**Goal:** Repeat the full listing, word for word.

>> begin

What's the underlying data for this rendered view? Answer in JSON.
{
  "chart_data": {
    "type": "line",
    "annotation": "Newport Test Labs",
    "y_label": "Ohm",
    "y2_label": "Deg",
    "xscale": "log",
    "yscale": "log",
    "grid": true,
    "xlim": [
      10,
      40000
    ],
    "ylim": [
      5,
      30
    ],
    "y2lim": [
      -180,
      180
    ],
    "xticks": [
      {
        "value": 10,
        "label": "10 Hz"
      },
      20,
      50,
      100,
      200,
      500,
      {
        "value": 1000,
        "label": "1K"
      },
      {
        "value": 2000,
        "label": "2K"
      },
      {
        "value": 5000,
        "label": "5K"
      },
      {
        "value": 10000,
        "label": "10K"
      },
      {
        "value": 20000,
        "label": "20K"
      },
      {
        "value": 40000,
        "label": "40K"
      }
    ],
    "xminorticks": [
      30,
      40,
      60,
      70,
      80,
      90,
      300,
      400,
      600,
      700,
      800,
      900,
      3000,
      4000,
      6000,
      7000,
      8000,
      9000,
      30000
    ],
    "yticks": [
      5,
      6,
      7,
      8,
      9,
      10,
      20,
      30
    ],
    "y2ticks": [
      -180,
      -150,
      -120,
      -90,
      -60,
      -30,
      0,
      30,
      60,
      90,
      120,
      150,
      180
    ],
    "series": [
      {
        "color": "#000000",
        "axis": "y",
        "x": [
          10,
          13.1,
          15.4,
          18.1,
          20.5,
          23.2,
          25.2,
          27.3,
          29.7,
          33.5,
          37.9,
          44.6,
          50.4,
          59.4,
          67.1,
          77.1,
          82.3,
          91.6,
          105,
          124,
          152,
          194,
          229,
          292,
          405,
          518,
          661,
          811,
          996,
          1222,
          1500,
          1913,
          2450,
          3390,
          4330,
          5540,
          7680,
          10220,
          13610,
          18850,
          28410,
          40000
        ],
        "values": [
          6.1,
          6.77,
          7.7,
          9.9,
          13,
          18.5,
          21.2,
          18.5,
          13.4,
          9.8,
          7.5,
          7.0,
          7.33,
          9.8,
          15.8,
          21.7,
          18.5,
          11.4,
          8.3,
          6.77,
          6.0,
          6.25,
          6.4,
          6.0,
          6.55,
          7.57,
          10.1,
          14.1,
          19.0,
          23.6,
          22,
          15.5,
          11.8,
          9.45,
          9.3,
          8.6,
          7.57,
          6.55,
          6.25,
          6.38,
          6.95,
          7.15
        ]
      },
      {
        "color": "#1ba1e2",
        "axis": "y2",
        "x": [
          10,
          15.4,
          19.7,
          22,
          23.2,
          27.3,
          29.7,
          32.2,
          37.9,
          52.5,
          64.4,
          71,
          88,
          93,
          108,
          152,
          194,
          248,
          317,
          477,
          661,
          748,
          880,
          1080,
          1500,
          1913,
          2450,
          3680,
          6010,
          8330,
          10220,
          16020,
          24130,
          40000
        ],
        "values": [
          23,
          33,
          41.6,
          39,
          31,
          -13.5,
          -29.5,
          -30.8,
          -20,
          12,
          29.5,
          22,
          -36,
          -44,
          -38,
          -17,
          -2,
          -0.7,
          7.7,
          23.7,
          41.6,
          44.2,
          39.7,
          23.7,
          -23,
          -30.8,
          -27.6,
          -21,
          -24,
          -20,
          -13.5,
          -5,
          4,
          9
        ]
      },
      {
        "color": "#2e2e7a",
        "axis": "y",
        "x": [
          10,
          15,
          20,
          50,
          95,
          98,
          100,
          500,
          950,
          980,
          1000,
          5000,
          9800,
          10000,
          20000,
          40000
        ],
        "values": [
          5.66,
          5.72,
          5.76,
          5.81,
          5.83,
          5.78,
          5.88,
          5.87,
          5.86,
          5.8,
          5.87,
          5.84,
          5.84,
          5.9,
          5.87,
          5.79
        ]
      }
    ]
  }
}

>> end

**Final result:**
What's the underlying data for this rendered view? Answer in JSON.
{
  "chart_data": {
    "type": "line",
    "annotation": "Newport Test Labs",
    "y_label": "Ohm",
    "y2_label": "Deg",
    "xscale": "log",
    "yscale": "log",
    "grid": true,
    "xlim": [
      10,
      40000
    ],
    "ylim": [
      5,
      30
    ],
    "y2lim": [
      -180,
      180
    ],
    "xticks": [
      {
        "value": 10,
        "label": "10 Hz"
      },
      20,
      50,
      100,
      200,
      500,
      {
        "value": 1000,
        "label": "1K"
      },
      {
        "value": 2000,
        "label": "2K"
      },
      {
        "value": 5000,
        "label": "5K"
      },
      {
        "value": 10000,
        "label": "10K"
      },
      {
        "value": 20000,
        "label": "20K"
      },
      {
        "value": 40000,
        "label": "40K"
      }
    ],
    "xminorticks": [
      30,
      40,
      60,
      70,
      80,
      90,
      300,
      400,
      600,
      700,
      800,
      900,
      3000,
      4000,
      6000,
      7000,
      8000,
      9000,
      30000
    ],
    "yticks": [
      5,
      6,
      7,
      8,
      9,
      10,
      20,
      30
    ],
    "y2ticks": [
      -180,
      -150,
      -120,
      -90,
      -60,
      -30,
      0,
      30,
      60,
      90,
      120,
      150,
      180
    ],
    "series": [
      {
        "color": "#000000",
        "axis": "y",
        "x": [
          10,
          13.1,
          15.4,
          18.1,
          20.5,
          23.2,
          25.2,
          27.3,
          29.7,
          33.5,
          37.9,
          44.6,
          50.4,
          59.4,
          67.1,
          77.1,
          82.3,
          91.6,
          105,
          124,
          152,
          194,
          229,
          292,
          405,
          518,
          661,
          811,
          996,
          1222,
          1500,
          1913,
          2450,
          3390,
          4330,
          5540,
          7680,
          10220,
          13610,
          18850,
          28410,
          40000
        ],
        "values": [
          6.1,
          6.77,
          7.7,
          9.9,
          13,
          18.5,
          21.2,
          18.5,
          13.4,
          9.8,
          7.5,
          7.0,
          7.33,
          9.8,
          15.8,
          21.7,
          18.5,
          11.4,
          8.3,
          6.77,
          6.0,
          6.25,
          6.4,
          6.0,
          6.55,
          7.57,
          10.1,
          14.1,
          19.0,
          23.6,
          22,
          15.5,
          11.8,
          9.45,
          9.3,
          8.6,
          7.57,
          6.55,
          6.25,
          6.38,
          6.95,
          7.15
        ]
      },
      {
        "color": "#1ba1e2",
        "axis": "y2",
        "x": [
          10,
          15.4,
          19.7,
          22,
          23.2,
          27.3,
          29.7,
          32.2,
          37.9,
          52.5,
          64.4,
          71,
          88,
          93,
          108,
          152,
          194,
          248,
          317,
          477,
          661,
          748,
          880,
          1080,
          1500,
          1913,
          2450,
          3680,
          6010,
          8330,
          10220,
          16020,
          24130,
          40000
        ],
        "values": [
          23,
          33,
          41.6,
          39,
          31,
          -13.5,
          -29.5,
          -30.8,
          -20,
          12,
          29.5,
          22,
          -36,
          -44,
          -38,
          -17,
          -2,
          -0.7,
          7.7,
          23.7,
          41.6,
          44.2,
          39.7,
          23.7,
          -23,
          -30.8,
          -27.6,
          -21,
          -24,
          -20,
          -13.5,
          -5,
          4,
          9
        ]
      },
      {
        "color": "#2e2e7a",
        "axis": "y",
        "x": [
          10,
          15,
          20,
          50,
          95,
          98,
          100,
          500,
          950,
          980,
          1000,
          5000,
          9800,
          10000,
          20000,
          40000
        ],
        "values": [
          5.66,
          5.72,
          5.76,
          5.81,
          5.83,
          5.78,
          5.88,
          5.87,
          5.86,
          5.8,
          5.87,
          5.84,
          5.84,
          5.9,
          5.87,
          5.79
        ]
      }
    ]
  }
}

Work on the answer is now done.